• Do this:
Transcribe the entries that follow, word for word.

• Extracted information:
• • •

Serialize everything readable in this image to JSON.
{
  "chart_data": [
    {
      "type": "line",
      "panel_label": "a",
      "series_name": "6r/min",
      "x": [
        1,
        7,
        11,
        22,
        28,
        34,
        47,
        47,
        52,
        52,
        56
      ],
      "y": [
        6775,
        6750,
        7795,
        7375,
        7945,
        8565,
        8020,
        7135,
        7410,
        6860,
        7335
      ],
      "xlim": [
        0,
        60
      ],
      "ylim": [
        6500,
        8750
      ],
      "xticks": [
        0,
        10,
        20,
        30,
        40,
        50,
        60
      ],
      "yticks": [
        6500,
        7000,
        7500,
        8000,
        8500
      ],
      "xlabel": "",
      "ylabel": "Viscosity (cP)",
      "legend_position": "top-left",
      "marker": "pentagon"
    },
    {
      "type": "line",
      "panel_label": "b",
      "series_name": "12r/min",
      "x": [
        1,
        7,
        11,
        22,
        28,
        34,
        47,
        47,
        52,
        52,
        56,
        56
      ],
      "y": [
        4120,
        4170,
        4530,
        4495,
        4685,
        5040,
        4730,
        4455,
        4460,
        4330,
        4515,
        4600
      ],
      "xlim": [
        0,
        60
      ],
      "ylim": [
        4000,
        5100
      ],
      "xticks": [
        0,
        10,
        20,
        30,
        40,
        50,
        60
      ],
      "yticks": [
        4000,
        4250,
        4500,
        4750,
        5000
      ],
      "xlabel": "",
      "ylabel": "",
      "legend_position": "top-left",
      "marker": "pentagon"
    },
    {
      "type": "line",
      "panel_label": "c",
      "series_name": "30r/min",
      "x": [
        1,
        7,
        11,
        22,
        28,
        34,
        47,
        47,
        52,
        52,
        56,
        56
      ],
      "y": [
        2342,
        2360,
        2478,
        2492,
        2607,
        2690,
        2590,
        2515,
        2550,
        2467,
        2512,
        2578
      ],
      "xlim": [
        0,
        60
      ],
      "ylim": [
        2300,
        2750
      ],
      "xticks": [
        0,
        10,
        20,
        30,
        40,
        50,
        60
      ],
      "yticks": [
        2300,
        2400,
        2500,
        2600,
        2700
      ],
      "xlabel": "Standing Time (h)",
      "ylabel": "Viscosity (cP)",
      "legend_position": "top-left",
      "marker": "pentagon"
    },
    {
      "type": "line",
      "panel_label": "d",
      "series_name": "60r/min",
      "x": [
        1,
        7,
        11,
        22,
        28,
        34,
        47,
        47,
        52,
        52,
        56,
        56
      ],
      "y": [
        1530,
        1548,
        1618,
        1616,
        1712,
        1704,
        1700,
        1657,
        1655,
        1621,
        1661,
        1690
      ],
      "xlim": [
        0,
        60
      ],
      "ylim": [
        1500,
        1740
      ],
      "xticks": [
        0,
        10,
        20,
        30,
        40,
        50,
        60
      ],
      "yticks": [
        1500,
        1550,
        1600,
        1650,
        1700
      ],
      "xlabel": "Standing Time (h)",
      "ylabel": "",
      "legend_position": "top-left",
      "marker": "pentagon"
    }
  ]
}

• • •

• Result:
Serialize everything readable in this image to JSON.
{
  "chart_data": [
    {
      "type": "line",
      "panel_label": "a",
      "series_name": "6r/min",
      "x": [
        1,
        7,
        11,
        22,
        28,
        34,
        47,
        47,
        52,
        52,
        56
      ],
      "y": [
        6775,
        6750,
        7795,
        7375,
        7945,
        8565,
        8020,
        7135,
        7410,
        6860,
        7335
      ],
      "xlim": [
        0,
        60
      ],
      "ylim": [
        6500,
        8750
      ],
      "xticks": [
        0,
        10,
        20,
        30,
        40,
        50,
        60
      ],
      "yticks": [
        6500,
        7000,
        7500,
        8000,
        8500
      ],
      "xlabel": "",
      "ylabel": "Viscosity (cP)",
      "legend_position": "top-left",
      "marker": "pentagon"
    },
    {
      "type": "line",
      "panel_label": "b",
      "series_name": "12r/min",
      "x": [
        1,
        7,
        11,
        22,
        28,
        34,
        47,
        47,
        52,
        52,
        56,
        56
      ],
      "y": [
        4120,
        4170,
        4530,
        4495,
        4685,
        5040,
        4730,
        4455,
        4460,
        4330,
        4515,
        4600
      ],
      "xlim": [
        0,
        60
      ],
      "ylim": [
        4000,
        5100
      ],
      "xticks": [
        0,
        10,
        20,
        30,
        40,
        50,
        60
      ],
      "yticks": [
        4000,
        4250,
        4500,
        4750,
        5000
      ],
      "xlabel": "",
      "ylabel": "",
      "legend_position": "top-left",
      "marker": "pentagon"
    },
    {
      "type": "line",
      "panel_label": "c",
      "series_name": "30r/min",
      "x": [
        1,
        7,
        11,
        22,
        28,
        34,
        47,
        47,
        52,
        52,
        56,
        56
      ],
      "y": [
        2342,
        2360,
        2478,
        2492,
        2607,
        2690,
        2590,
        2515,
        2550,
        2467,
        2512,
        2578
      ],
      "xlim": [
        0,
        60
      ],
      "ylim": [
        2300,
        2750
      ],
      "xticks": [
        0,
        10,
        20,
        30,
        40,
        50,
        60
      ],
      "yticks": [
        2300,
        2400,
        2500,
        2600,
        2700
      ],
      "xlabel": "Standing Time (h)",
      "ylabel": "Viscosity (cP)",
      "legend_position": "top-left",
      "marker": "pentagon"
    },
    {
      "type": "line",
      "panel_label": "d",
      "series_name": "60r/min",
      "x": [
        1,
        7,
        11,
        22,
        28,
        34,
        47,
        47,
        52,
        52,
        56,
        56
      ],
      "y": [
        1530,
        1548,
        1618,
        1616,
        1712,
        1704,
        1700,
        1657,
        1655,
        1621,
        1661,
        1690
      ],
      "xlim": [
        0,
        60
      ],
      "ylim": [
        1500,
        1740
      ],
      "xticks": [
        0,
        10,
        20,
        30,
        40,
        50,
        60
      ],
      "yticks": [
        1500,
        1550,
        1600,
        1650,
        1700
      ],
      "xlabel": "Standing Time (h)",
      "ylabel": "",
      "legend_position": "top-left",
      "marker": "pentagon"
    }
  ]
}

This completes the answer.